▶ _SHORT EXERCISE_: Rewrite the data from the line containing "value-label: 22.0% [1479,461,1600,505]" through the line containing "bar [995,232,2160,278]" as a numbered list, leaving out any blank lines.

====

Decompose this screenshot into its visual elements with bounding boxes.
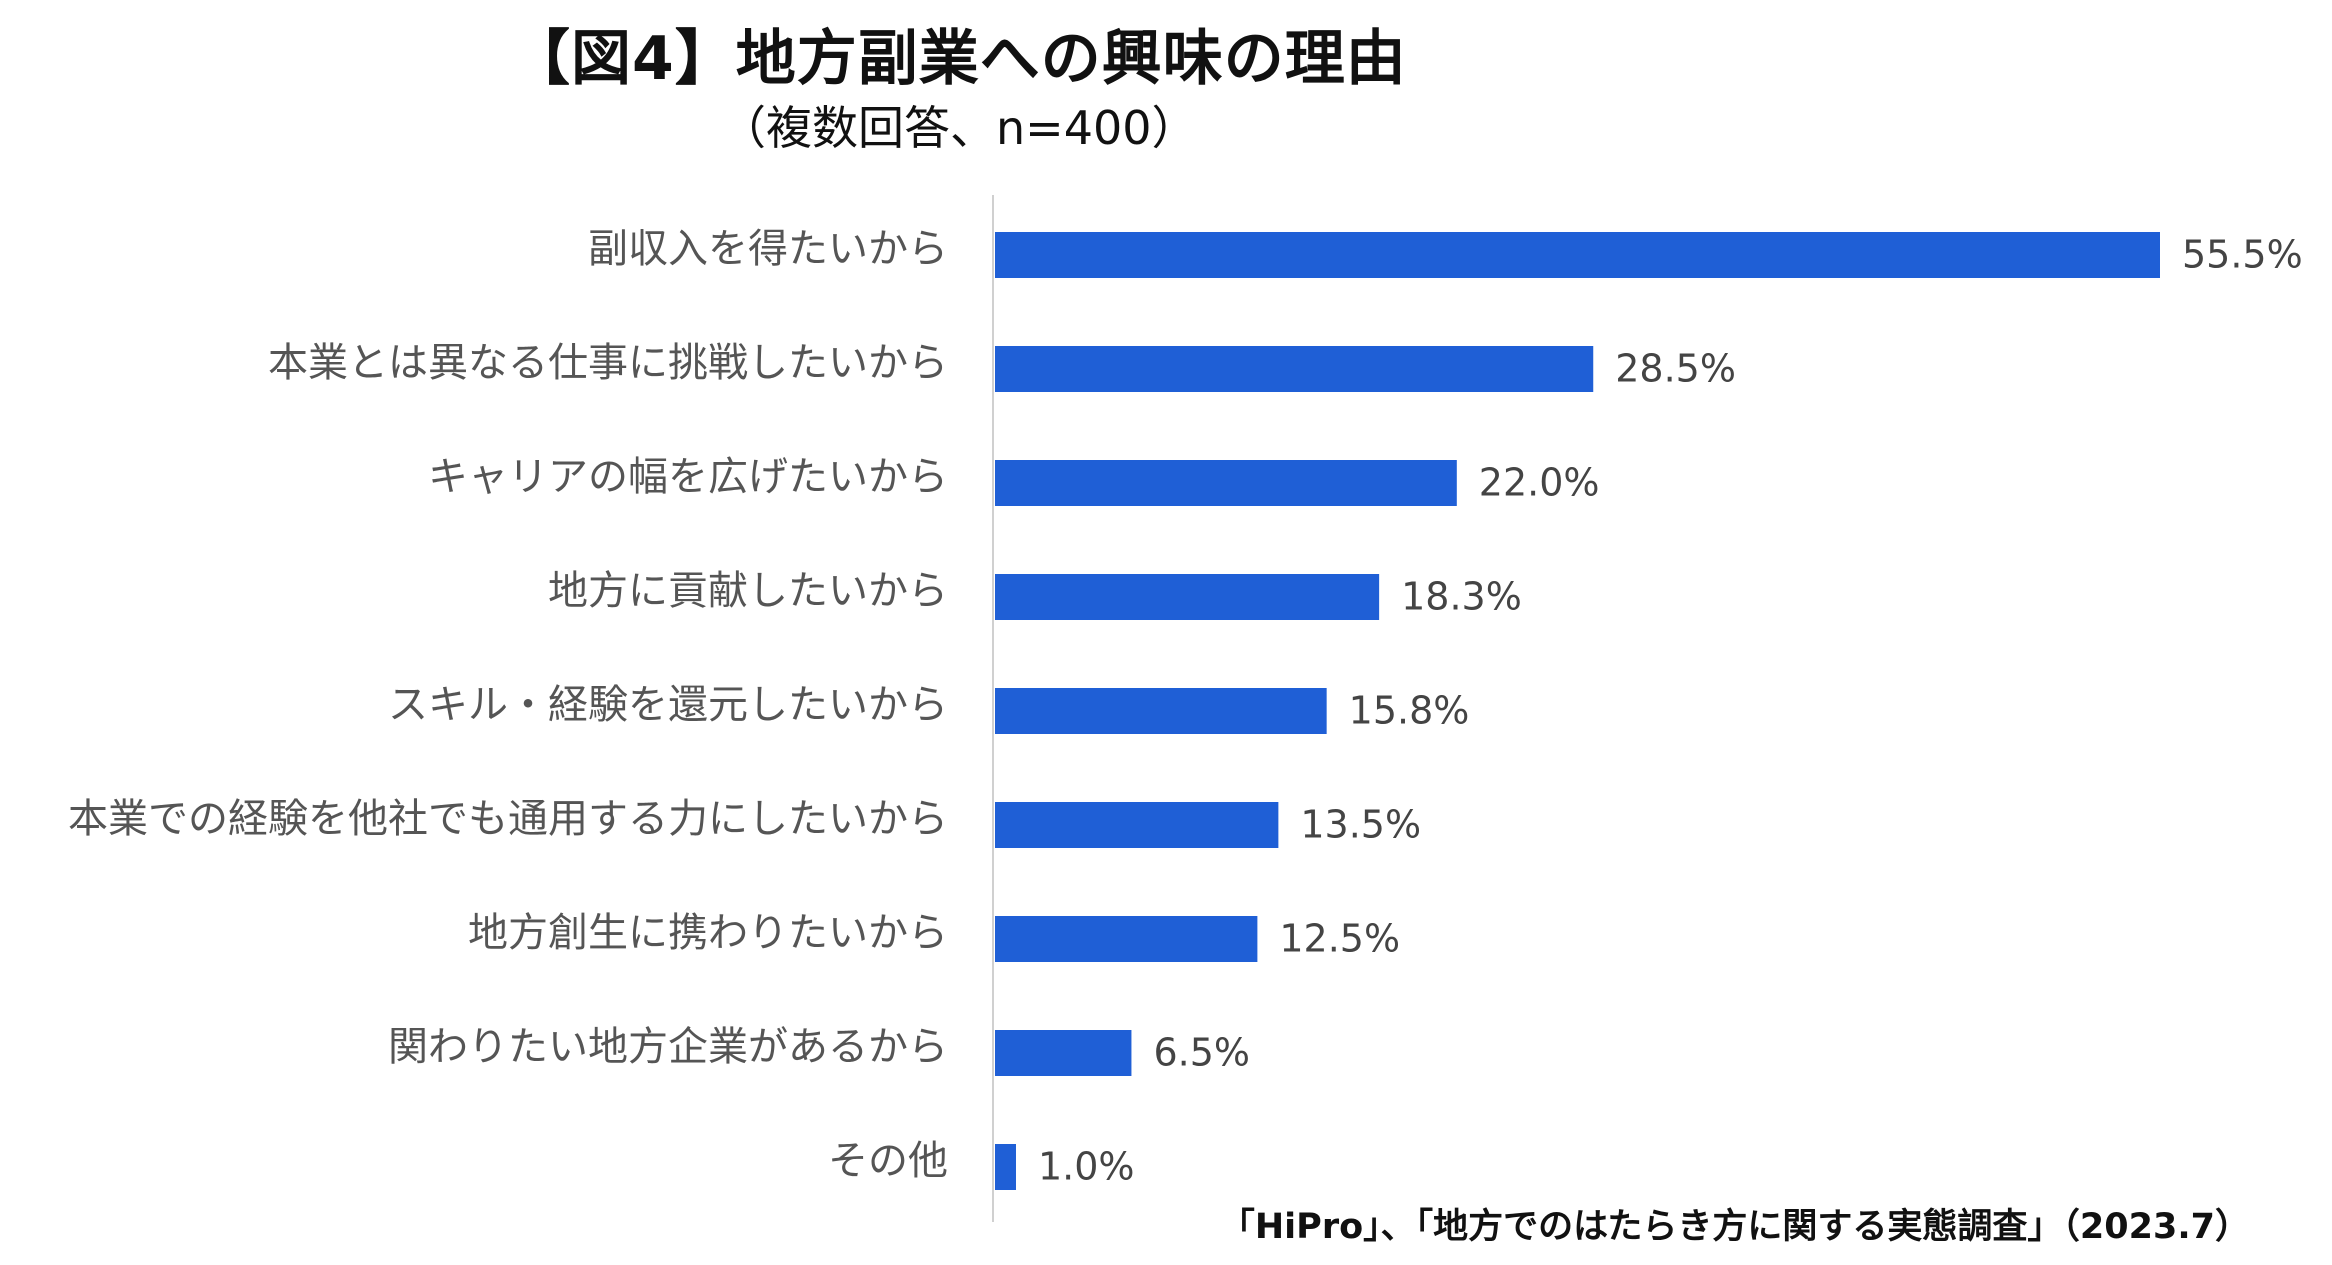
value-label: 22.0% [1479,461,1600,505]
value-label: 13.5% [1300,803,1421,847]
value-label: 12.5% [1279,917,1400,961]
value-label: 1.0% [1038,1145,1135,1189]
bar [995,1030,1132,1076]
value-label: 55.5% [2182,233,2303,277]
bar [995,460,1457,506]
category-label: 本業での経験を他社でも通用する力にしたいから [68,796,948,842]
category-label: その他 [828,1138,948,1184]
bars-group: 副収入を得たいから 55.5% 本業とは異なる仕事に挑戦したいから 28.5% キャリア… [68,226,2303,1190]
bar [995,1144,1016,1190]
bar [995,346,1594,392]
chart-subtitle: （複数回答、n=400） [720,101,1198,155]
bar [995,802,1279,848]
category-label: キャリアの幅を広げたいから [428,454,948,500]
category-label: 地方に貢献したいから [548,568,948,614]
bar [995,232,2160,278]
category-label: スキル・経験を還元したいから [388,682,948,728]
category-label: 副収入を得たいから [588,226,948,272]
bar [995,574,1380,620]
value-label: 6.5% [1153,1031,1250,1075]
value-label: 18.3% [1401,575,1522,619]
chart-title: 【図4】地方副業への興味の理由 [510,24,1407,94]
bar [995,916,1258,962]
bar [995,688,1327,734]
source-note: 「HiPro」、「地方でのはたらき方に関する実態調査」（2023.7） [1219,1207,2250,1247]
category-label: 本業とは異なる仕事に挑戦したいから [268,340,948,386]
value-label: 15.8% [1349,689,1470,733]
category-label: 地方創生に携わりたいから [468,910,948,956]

====

▶ _EXERCISE SOLUTION_:
1. value-label: 22.0% [1479,461,1600,505]
2. value-label: 13.5% [1300,803,1421,847]
3. value-label: 12.5% [1279,917,1400,961]
4. value-label: 1.0% [1038,1145,1135,1189]
5. bar [995,1030,1132,1076]
6. value-label: 55.5% [2182,233,2303,277]
7. bar [995,460,1457,506]
8. category-label: 本業での経験を他社でも通用する力にしたいから [68,796,948,842]
9. category-label: その他 [828,1138,948,1184]
10. bars-group: 副収入を得たいから 55.5% 本業とは異なる仕事に挑戦したいから 28.5% キャリア… [68,226,2303,1190]
11. bar [995,1144,1016,1190]
12. bar [995,346,1594,392]
13. chart-subtitle: （複数回答、n=400） [720,101,1198,155]
14. bar [995,802,1279,848]
15. category-label: キャリアの幅を広げたいから [428,454,948,500]
16. category-label: 地方に貢献したいから [548,568,948,614]
17. bar [995,232,2160,278]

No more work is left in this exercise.